▶ Required task:
Output the entries word for word. Omit images.

▶ Source data:
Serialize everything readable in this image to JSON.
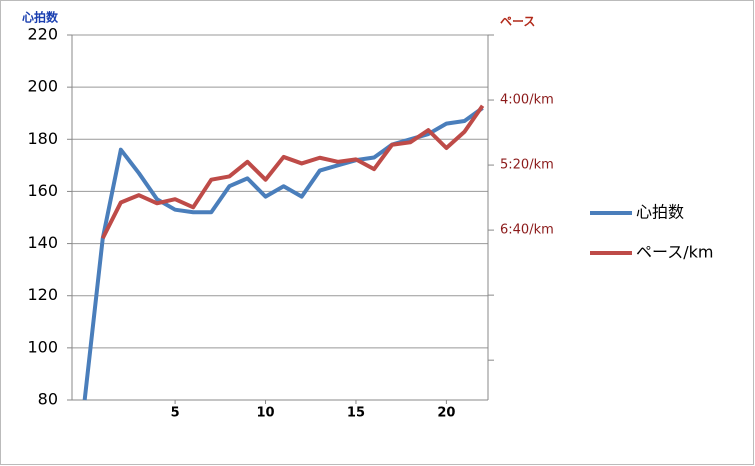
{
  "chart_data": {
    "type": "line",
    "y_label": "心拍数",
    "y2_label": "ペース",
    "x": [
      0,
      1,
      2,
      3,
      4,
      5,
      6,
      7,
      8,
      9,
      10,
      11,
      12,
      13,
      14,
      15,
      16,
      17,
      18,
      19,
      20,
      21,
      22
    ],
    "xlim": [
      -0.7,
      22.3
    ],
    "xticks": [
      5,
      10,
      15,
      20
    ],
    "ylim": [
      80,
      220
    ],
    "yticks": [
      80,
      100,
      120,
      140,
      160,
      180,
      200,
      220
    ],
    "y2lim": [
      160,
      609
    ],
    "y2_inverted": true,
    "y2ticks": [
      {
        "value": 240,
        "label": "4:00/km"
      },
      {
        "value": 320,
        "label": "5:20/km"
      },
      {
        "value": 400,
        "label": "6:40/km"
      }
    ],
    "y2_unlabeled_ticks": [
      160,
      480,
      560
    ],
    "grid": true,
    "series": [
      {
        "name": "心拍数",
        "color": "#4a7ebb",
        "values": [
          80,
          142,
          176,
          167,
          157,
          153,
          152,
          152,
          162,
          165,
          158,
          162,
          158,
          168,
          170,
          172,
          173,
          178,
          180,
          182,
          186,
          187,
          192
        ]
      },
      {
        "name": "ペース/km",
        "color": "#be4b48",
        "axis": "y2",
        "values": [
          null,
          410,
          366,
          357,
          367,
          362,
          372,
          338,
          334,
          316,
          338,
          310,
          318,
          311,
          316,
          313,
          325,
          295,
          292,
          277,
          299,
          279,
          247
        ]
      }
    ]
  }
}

▶ The result:
Serialize everything readable in this image to JSON.
{
  "chart_data": {
    "type": "line",
    "y_label": "心拍数",
    "y2_label": "ペース",
    "x": [
      0,
      1,
      2,
      3,
      4,
      5,
      6,
      7,
      8,
      9,
      10,
      11,
      12,
      13,
      14,
      15,
      16,
      17,
      18,
      19,
      20,
      21,
      22
    ],
    "xlim": [
      -0.7,
      22.3
    ],
    "xticks": [
      5,
      10,
      15,
      20
    ],
    "ylim": [
      80,
      220
    ],
    "yticks": [
      80,
      100,
      120,
      140,
      160,
      180,
      200,
      220
    ],
    "y2lim": [
      160,
      609
    ],
    "y2_inverted": true,
    "y2ticks": [
      {
        "value": 240,
        "label": "4:00/km"
      },
      {
        "value": 320,
        "label": "5:20/km"
      },
      {
        "value": 400,
        "label": "6:40/km"
      }
    ],
    "y2_unlabeled_ticks": [
      160,
      480,
      560
    ],
    "grid": true,
    "series": [
      {
        "name": "心拍数",
        "color": "#4a7ebb",
        "values": [
          80,
          142,
          176,
          167,
          157,
          153,
          152,
          152,
          162,
          165,
          158,
          162,
          158,
          168,
          170,
          172,
          173,
          178,
          180,
          182,
          186,
          187,
          192
        ]
      },
      {
        "name": "ペース/km",
        "color": "#be4b48",
        "axis": "y2",
        "values": [
          null,
          410,
          366,
          357,
          367,
          362,
          372,
          338,
          334,
          316,
          338,
          310,
          318,
          311,
          316,
          313,
          325,
          295,
          292,
          277,
          299,
          279,
          247
        ]
      }
    ]
  }
}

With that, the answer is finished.